--- Extracted material ---

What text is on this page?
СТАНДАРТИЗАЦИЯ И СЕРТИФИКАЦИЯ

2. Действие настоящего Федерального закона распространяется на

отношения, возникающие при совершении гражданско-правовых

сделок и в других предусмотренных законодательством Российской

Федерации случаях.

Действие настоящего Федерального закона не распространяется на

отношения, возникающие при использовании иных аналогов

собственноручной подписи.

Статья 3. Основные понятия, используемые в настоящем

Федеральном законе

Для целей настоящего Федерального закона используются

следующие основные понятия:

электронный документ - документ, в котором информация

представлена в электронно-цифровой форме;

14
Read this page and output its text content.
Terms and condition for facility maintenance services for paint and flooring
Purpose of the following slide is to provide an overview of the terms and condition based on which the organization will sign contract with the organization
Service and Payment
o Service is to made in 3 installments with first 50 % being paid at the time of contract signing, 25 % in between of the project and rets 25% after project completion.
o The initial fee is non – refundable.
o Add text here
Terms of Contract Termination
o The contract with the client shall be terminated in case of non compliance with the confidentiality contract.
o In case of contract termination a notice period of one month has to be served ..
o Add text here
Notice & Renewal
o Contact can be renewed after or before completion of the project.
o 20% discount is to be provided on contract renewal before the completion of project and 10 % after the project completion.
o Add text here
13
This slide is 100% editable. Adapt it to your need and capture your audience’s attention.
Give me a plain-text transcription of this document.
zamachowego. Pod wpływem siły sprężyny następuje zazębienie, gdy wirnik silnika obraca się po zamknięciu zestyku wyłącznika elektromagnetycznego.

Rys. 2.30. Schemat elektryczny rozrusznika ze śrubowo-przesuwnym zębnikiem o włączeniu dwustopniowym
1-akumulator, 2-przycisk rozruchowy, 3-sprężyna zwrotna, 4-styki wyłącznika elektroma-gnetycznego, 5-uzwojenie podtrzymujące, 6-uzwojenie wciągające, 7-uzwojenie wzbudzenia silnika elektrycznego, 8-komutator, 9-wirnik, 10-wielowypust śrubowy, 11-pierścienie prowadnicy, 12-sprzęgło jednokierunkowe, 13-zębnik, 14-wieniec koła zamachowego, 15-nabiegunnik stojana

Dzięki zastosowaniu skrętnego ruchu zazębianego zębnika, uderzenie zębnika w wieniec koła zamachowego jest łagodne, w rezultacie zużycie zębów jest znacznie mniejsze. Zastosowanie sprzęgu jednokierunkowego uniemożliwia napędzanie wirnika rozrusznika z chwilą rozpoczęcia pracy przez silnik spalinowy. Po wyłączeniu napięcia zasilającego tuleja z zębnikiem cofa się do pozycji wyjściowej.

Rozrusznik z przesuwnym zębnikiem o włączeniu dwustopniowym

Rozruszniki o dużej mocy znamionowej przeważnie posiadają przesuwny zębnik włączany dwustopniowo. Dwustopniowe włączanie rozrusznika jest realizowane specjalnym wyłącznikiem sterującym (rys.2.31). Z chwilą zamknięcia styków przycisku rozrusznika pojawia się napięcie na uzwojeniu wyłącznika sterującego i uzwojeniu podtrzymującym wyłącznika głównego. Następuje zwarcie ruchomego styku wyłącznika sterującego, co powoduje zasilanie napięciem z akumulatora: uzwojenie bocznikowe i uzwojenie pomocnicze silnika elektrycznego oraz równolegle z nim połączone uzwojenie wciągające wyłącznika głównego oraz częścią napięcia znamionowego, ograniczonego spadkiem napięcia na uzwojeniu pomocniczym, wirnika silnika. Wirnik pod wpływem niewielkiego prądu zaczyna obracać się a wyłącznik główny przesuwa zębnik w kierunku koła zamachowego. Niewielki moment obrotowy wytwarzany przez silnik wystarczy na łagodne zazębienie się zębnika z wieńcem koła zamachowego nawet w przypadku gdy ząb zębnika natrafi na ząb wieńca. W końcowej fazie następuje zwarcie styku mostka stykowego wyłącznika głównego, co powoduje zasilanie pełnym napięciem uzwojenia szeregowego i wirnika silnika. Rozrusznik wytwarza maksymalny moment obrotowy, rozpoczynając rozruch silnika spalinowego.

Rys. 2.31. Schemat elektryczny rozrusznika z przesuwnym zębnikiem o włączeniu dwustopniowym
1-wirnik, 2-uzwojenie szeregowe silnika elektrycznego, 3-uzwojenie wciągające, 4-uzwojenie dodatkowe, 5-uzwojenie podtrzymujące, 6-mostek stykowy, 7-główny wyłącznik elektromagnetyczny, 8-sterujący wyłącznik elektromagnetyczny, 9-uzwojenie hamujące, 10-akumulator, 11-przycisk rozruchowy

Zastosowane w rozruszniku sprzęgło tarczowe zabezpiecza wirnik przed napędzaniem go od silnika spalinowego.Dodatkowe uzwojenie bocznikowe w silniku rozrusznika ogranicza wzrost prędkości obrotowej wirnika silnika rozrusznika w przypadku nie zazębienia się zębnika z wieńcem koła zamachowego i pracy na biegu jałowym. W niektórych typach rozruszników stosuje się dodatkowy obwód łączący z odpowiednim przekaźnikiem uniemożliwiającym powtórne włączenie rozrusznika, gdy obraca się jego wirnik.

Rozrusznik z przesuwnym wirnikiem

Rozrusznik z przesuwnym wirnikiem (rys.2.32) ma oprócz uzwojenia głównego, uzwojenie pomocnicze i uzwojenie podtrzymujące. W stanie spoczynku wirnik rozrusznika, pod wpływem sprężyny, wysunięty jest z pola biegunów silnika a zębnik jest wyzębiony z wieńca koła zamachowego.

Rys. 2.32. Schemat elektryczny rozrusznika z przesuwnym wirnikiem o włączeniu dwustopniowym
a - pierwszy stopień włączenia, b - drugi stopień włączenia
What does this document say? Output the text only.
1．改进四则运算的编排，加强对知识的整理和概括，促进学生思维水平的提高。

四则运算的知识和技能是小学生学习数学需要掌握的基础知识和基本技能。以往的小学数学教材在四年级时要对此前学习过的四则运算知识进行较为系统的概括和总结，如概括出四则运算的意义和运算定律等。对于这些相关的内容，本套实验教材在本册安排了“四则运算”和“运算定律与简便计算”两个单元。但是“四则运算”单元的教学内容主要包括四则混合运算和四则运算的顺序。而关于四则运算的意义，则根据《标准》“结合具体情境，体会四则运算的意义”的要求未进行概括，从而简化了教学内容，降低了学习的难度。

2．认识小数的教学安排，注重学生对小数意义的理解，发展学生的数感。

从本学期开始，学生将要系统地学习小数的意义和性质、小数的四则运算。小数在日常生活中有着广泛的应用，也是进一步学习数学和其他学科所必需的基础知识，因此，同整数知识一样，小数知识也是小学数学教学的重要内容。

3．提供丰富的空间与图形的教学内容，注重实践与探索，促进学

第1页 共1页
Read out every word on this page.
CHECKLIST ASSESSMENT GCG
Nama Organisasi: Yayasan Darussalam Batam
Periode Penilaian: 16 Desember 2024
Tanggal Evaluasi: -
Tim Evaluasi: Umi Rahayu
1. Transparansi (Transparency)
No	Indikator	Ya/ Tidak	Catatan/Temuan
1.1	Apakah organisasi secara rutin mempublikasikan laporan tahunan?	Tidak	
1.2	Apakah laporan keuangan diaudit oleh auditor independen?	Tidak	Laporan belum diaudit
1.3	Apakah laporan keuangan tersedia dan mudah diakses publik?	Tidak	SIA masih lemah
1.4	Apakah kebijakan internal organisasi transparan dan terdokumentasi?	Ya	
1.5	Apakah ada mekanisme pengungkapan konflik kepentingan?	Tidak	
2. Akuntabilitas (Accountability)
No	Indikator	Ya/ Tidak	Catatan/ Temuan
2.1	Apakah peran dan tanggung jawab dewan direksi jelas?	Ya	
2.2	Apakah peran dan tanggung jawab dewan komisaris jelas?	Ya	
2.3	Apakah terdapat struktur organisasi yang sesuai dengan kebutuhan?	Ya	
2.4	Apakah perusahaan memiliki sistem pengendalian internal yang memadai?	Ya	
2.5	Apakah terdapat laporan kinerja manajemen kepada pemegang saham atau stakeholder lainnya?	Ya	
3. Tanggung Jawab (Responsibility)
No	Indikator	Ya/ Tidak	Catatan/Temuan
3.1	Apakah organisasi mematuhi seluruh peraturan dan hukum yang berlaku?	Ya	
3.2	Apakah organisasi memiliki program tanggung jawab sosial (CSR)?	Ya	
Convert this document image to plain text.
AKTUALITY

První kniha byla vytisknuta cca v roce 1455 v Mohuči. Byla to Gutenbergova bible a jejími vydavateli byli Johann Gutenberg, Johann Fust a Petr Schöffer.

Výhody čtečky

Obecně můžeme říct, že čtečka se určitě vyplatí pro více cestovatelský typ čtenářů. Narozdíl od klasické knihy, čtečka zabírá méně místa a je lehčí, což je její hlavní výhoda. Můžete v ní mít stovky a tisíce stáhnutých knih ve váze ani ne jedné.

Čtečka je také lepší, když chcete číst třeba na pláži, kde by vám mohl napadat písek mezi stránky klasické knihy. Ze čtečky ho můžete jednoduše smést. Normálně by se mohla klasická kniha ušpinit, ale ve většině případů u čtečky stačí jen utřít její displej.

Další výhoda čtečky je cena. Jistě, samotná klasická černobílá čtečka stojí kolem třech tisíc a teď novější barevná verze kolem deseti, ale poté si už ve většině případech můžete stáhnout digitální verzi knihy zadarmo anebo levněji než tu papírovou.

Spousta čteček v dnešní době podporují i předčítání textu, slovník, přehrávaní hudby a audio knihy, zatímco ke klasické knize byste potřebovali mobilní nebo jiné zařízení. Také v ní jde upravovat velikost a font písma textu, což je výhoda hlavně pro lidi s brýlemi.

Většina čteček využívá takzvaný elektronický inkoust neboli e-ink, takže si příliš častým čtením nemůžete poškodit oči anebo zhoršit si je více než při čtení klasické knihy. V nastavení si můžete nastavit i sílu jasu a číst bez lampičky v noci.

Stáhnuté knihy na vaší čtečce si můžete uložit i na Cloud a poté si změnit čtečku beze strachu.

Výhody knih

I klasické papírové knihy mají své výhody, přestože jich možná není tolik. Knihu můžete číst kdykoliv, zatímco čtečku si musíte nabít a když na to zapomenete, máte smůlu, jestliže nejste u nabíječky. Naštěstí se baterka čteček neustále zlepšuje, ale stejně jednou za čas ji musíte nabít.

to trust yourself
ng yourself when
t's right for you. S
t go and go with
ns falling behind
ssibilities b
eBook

---

### Required work:
Take each line containing the string "отношения" and copy it out.

### Task result:
отношения, возникающие при совершении гражданско-правовых
отношения, возникающие при использовании иных аналогов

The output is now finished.